(Collection entries)
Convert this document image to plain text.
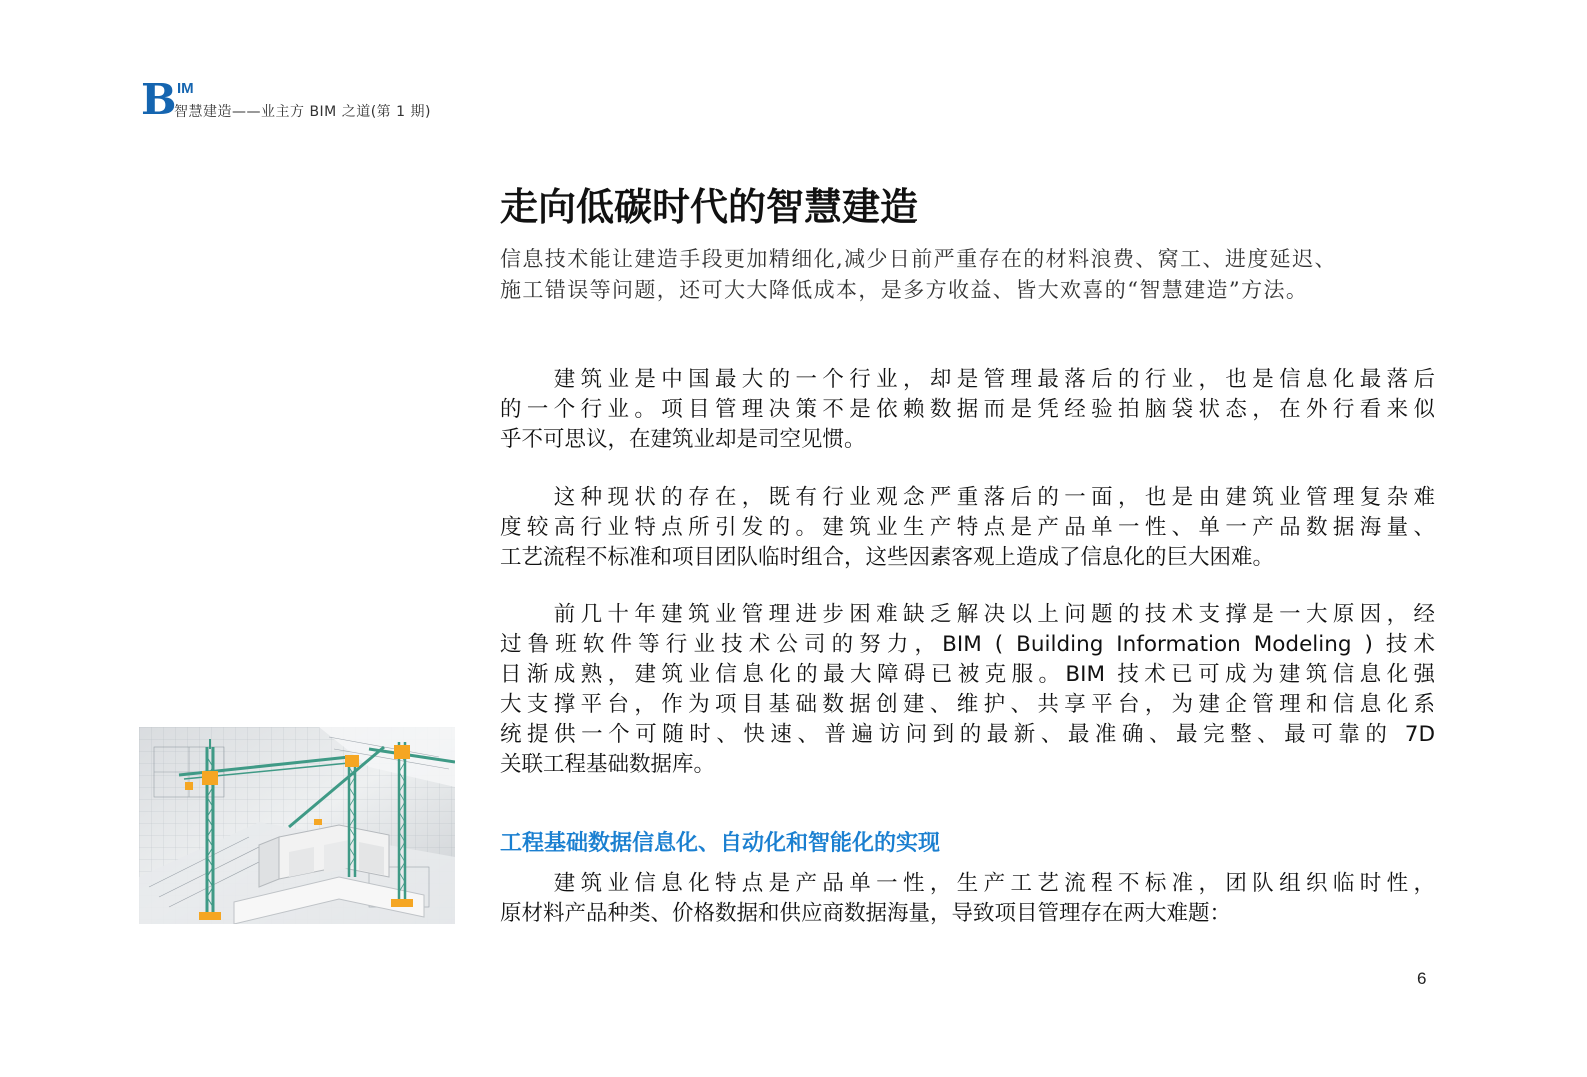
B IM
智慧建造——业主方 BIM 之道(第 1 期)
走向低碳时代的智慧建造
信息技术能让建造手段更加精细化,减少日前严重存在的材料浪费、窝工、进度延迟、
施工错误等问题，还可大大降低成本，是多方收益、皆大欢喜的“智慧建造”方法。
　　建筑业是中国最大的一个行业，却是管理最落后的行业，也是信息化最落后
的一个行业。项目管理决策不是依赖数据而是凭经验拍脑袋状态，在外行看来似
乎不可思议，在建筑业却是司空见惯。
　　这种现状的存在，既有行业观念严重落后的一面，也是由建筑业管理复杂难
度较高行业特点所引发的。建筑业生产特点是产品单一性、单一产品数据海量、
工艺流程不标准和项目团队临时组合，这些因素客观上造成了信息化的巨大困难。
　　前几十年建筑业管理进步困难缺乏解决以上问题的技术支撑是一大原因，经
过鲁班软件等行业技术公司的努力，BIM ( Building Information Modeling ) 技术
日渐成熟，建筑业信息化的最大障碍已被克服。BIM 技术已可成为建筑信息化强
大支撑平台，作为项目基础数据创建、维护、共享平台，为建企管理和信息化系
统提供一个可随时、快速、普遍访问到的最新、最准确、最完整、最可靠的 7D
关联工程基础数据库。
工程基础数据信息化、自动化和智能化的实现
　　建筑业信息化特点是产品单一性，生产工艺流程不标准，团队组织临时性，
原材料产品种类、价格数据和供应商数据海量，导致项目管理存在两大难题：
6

==

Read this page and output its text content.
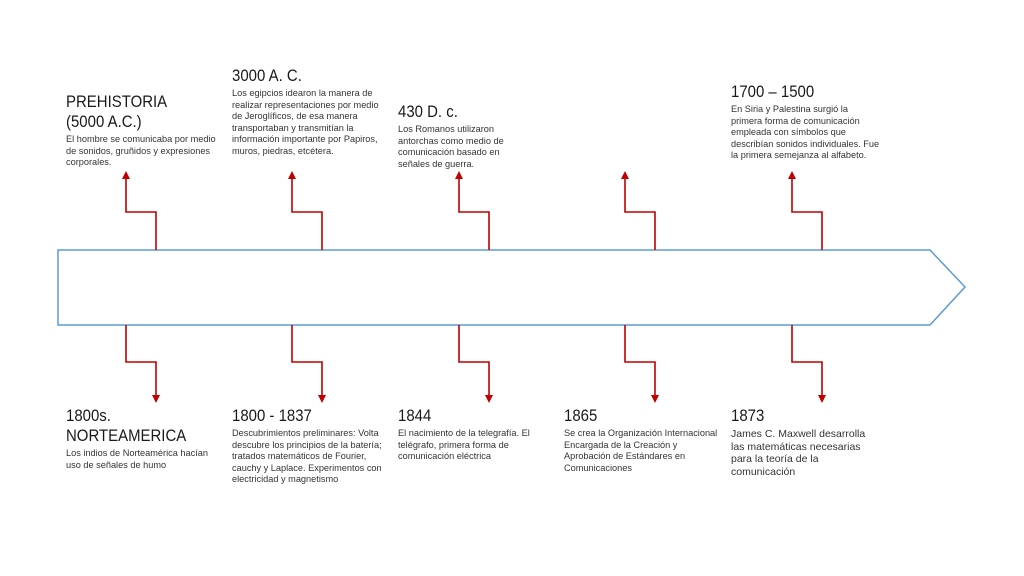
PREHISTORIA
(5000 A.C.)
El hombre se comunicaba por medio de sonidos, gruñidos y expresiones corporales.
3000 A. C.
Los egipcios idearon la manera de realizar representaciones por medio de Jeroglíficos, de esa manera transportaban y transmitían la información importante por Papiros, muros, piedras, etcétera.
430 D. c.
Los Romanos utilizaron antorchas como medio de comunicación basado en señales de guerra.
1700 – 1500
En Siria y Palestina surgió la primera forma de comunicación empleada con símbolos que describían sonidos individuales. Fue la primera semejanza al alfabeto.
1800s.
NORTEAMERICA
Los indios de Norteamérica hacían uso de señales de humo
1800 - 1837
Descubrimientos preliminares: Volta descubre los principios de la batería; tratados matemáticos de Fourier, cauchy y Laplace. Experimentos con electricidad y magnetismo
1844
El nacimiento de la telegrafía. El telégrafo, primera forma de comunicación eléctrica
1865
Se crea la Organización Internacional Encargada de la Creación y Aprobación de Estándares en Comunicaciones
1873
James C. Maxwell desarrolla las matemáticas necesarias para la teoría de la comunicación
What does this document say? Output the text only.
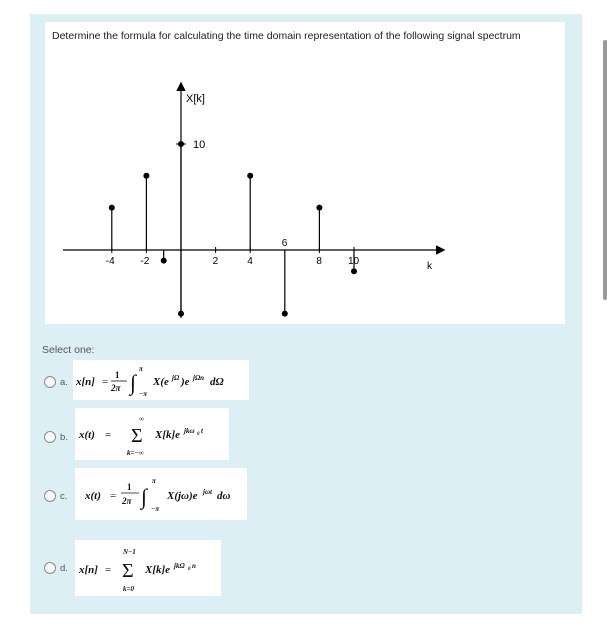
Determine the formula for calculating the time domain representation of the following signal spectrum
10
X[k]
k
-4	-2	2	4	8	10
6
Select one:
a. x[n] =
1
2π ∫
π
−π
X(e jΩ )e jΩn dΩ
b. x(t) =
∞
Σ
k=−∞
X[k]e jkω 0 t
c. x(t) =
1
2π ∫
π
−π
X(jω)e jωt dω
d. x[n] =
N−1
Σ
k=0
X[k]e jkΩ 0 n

> **Task goal**
Using the listing above, show every line that includes the string "text".

> **Right answer**
Convert this document image to plain text.
Read this page and output its text content.
What does this document say? Output the text only.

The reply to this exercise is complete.